**Directions for this task**
Repeat the full listing below verbatim and keep the images out.

**The records**
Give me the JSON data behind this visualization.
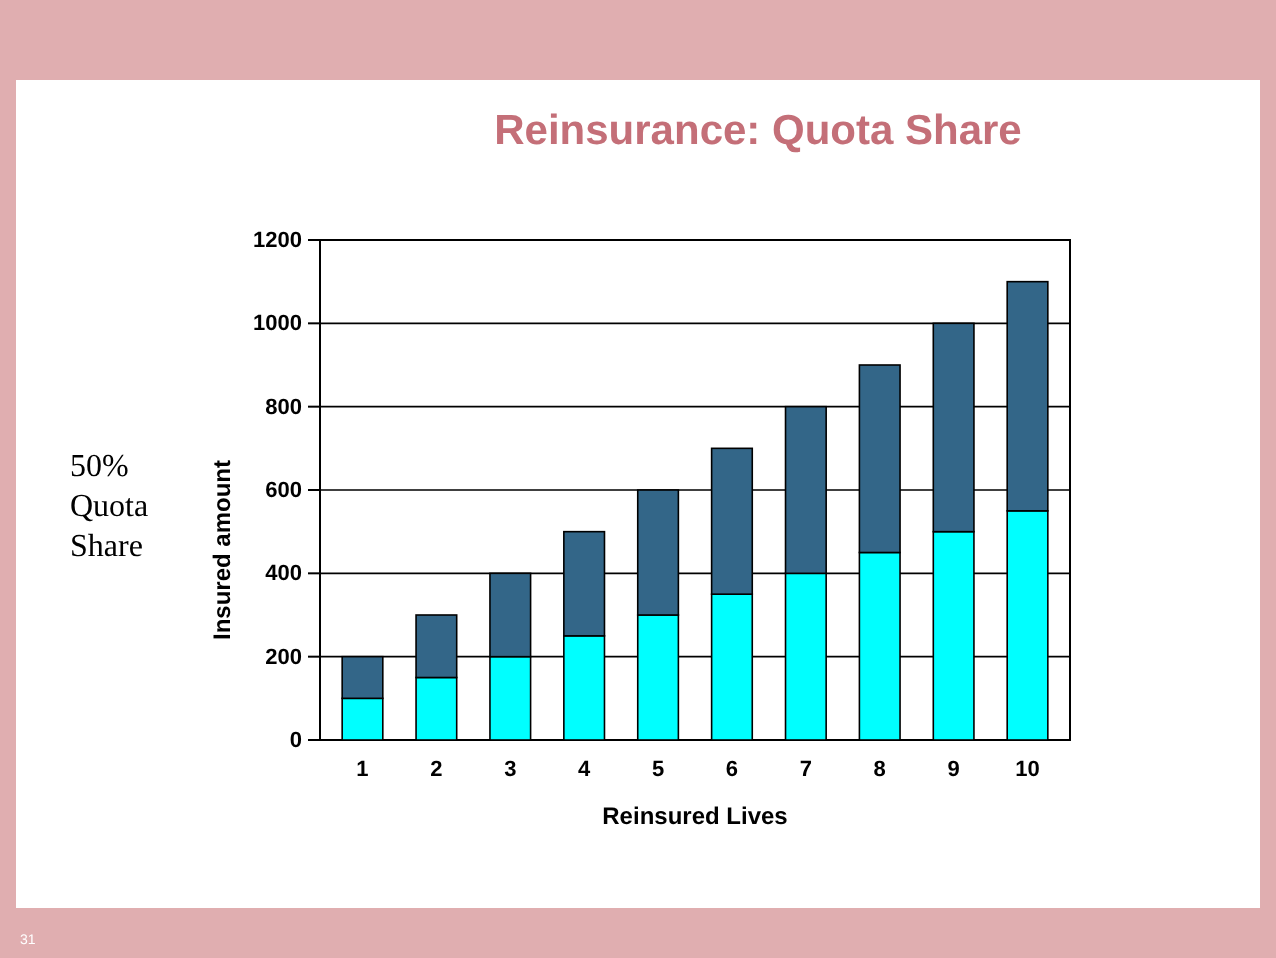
{
  "chart_data": {
    "type": "bar",
    "title": "Reinsurance: Quota Share",
    "xlabel": "Reinsured Lives",
    "ylabel": "Insured amount",
    "categories": [
      "1",
      "2",
      "3",
      "4",
      "5",
      "6",
      "7",
      "8",
      "9",
      "10"
    ],
    "stacked": true,
    "series": [
      {
        "color": "#00ffff",
        "values": [
          100,
          150,
          200,
          250,
          300,
          350,
          400,
          450,
          500,
          550
        ]
      },
      {
        "color": "#336688",
        "values": [
          100,
          150,
          200,
          250,
          300,
          350,
          400,
          450,
          500,
          550
        ]
      }
    ],
    "ylim": [
      0,
      1200
    ],
    "yticks": [
      0,
      200,
      400,
      600,
      800,
      1000,
      1200
    ],
    "grid": "y",
    "annotations": [
      "50% Quota Share",
      "31"
    ]
  }
}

**Answer for the task**
Give me the JSON data behind this visualization.
{
  "chart_data": {
    "type": "bar",
    "title": "Reinsurance: Quota Share",
    "xlabel": "Reinsured Lives",
    "ylabel": "Insured amount",
    "categories": [
      "1",
      "2",
      "3",
      "4",
      "5",
      "6",
      "7",
      "8",
      "9",
      "10"
    ],
    "stacked": true,
    "series": [
      {
        "color": "#00ffff",
        "values": [
          100,
          150,
          200,
          250,
          300,
          350,
          400,
          450,
          500,
          550
        ]
      },
      {
        "color": "#336688",
        "values": [
          100,
          150,
          200,
          250,
          300,
          350,
          400,
          450,
          500,
          550
        ]
      }
    ],
    "ylim": [
      0,
      1200
    ],
    "yticks": [
      0,
      200,
      400,
      600,
      800,
      1000,
      1200
    ],
    "grid": "y",
    "annotations": [
      "50% Quota Share",
      "31"
    ]
  }
}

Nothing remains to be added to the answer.